● EXERCISE
Filter for the word "enfants" and keep each matching line.

● EXTRACTED MATERIAL
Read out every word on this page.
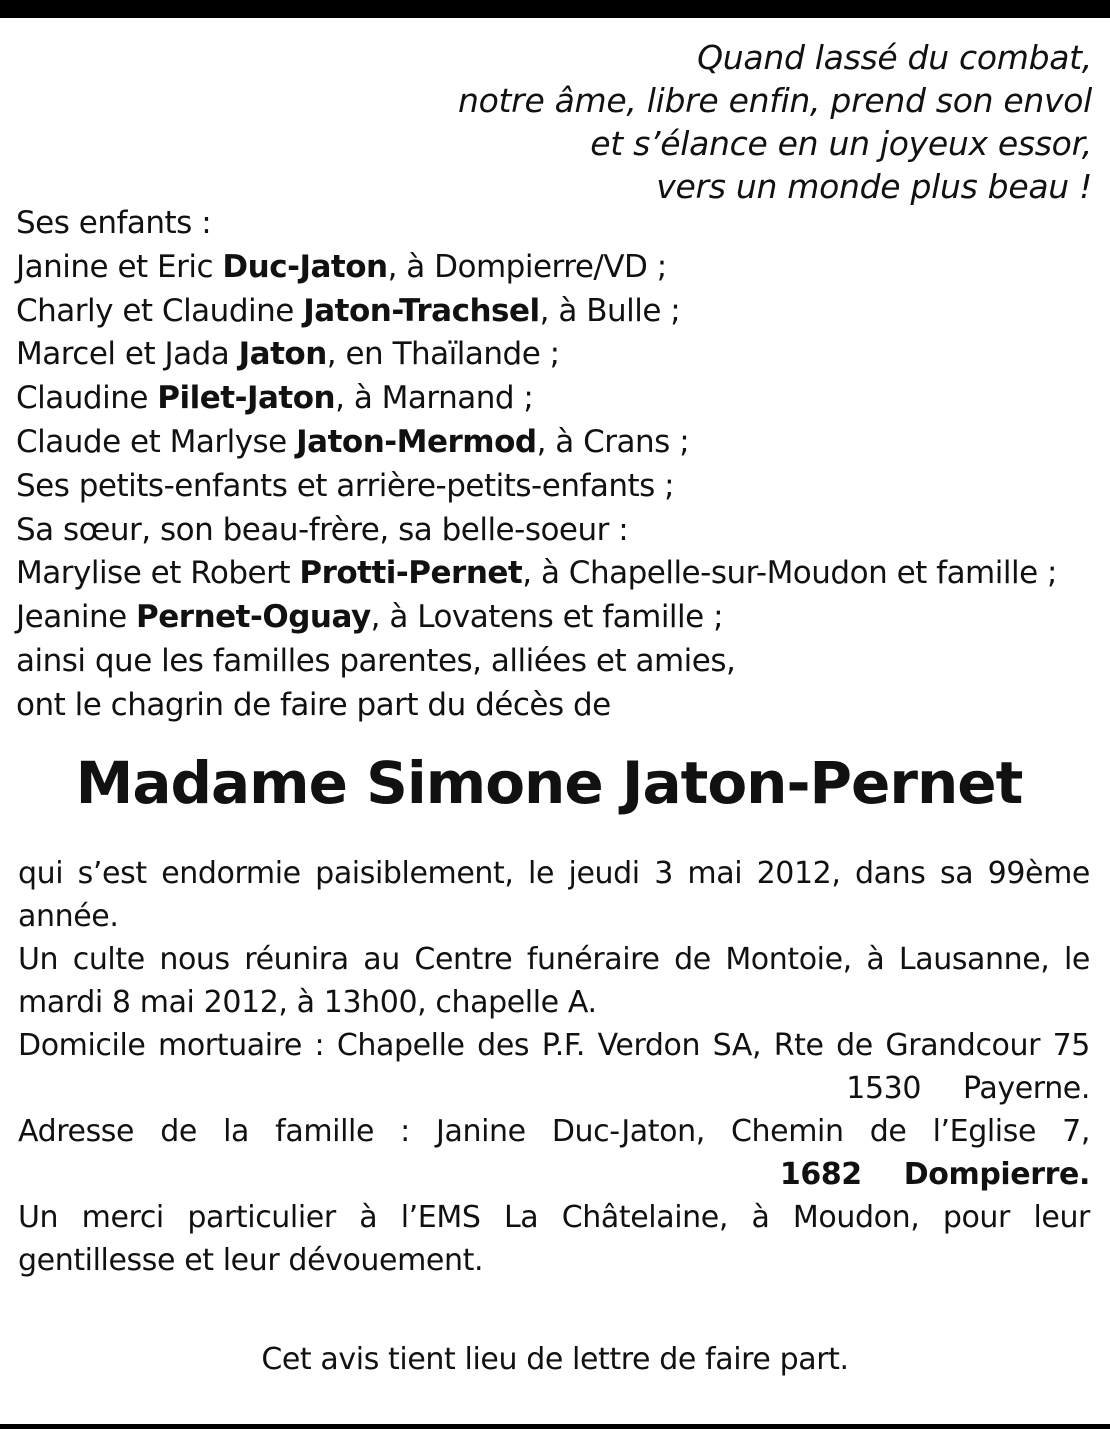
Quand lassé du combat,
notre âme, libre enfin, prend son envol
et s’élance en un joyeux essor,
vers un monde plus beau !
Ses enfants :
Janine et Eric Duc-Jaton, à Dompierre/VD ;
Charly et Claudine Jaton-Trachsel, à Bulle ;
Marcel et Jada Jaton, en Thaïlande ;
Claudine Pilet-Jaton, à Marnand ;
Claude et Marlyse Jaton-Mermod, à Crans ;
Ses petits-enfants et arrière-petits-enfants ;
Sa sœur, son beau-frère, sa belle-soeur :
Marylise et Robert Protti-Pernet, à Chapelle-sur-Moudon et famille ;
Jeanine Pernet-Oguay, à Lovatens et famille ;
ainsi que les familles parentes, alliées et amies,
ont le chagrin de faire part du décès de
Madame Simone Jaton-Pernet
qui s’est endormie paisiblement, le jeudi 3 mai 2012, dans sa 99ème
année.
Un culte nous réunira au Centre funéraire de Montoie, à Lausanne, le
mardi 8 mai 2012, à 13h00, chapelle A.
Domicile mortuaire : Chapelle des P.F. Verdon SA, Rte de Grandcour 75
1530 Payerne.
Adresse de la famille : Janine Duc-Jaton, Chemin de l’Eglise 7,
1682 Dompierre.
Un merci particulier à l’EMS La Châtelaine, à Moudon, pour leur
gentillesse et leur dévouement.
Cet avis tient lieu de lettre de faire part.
==
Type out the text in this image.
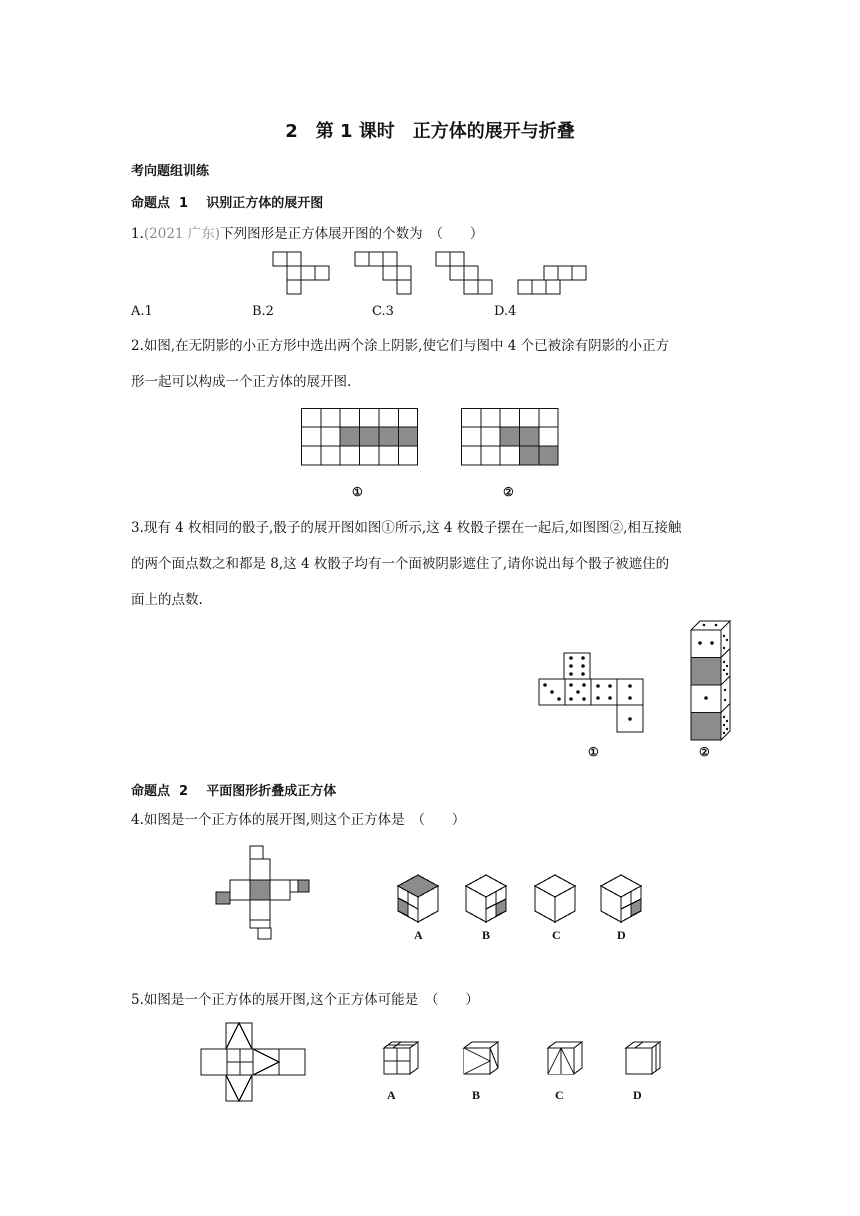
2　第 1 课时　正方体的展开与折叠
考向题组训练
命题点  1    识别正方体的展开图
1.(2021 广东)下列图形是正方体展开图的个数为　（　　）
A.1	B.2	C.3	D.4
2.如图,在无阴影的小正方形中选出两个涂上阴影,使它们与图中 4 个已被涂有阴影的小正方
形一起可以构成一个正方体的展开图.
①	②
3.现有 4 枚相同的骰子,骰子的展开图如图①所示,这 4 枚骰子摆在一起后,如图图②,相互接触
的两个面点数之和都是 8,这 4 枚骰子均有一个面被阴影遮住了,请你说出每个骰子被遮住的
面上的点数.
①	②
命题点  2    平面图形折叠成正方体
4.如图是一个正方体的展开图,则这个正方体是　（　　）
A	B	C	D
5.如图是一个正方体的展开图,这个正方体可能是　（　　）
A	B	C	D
--
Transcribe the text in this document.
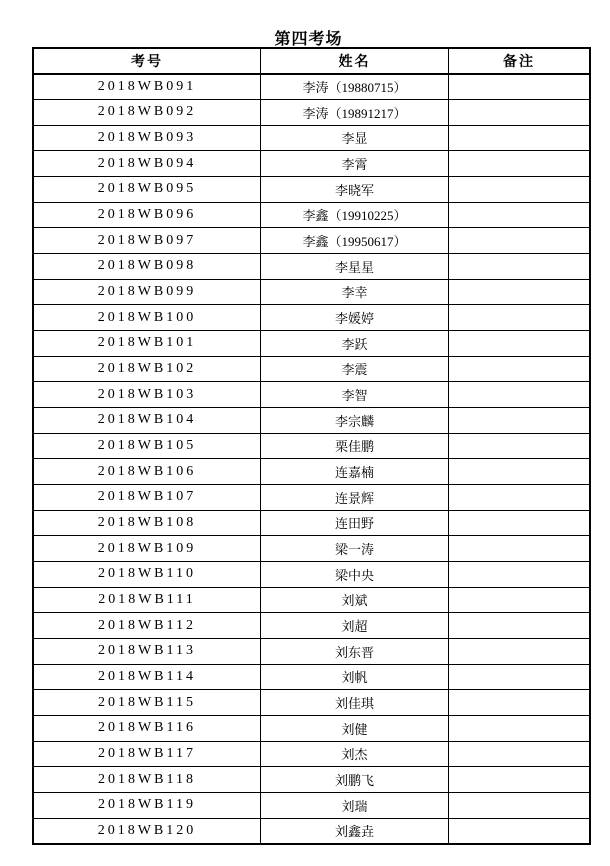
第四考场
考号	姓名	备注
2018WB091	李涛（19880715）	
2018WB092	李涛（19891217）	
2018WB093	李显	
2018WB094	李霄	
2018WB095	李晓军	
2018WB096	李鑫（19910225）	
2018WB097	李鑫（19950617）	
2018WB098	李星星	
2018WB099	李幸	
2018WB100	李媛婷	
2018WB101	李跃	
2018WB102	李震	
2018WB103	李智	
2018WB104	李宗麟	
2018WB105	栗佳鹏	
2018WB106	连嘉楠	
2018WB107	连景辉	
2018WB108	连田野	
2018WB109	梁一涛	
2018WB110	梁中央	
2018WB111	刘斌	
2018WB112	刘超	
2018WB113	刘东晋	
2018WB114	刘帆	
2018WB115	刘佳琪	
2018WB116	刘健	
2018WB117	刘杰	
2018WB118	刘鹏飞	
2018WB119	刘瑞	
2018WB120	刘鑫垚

● ANSWER IN FULL
Ses enfants :
Ses petits-enfants et arrière-petits-enfants ;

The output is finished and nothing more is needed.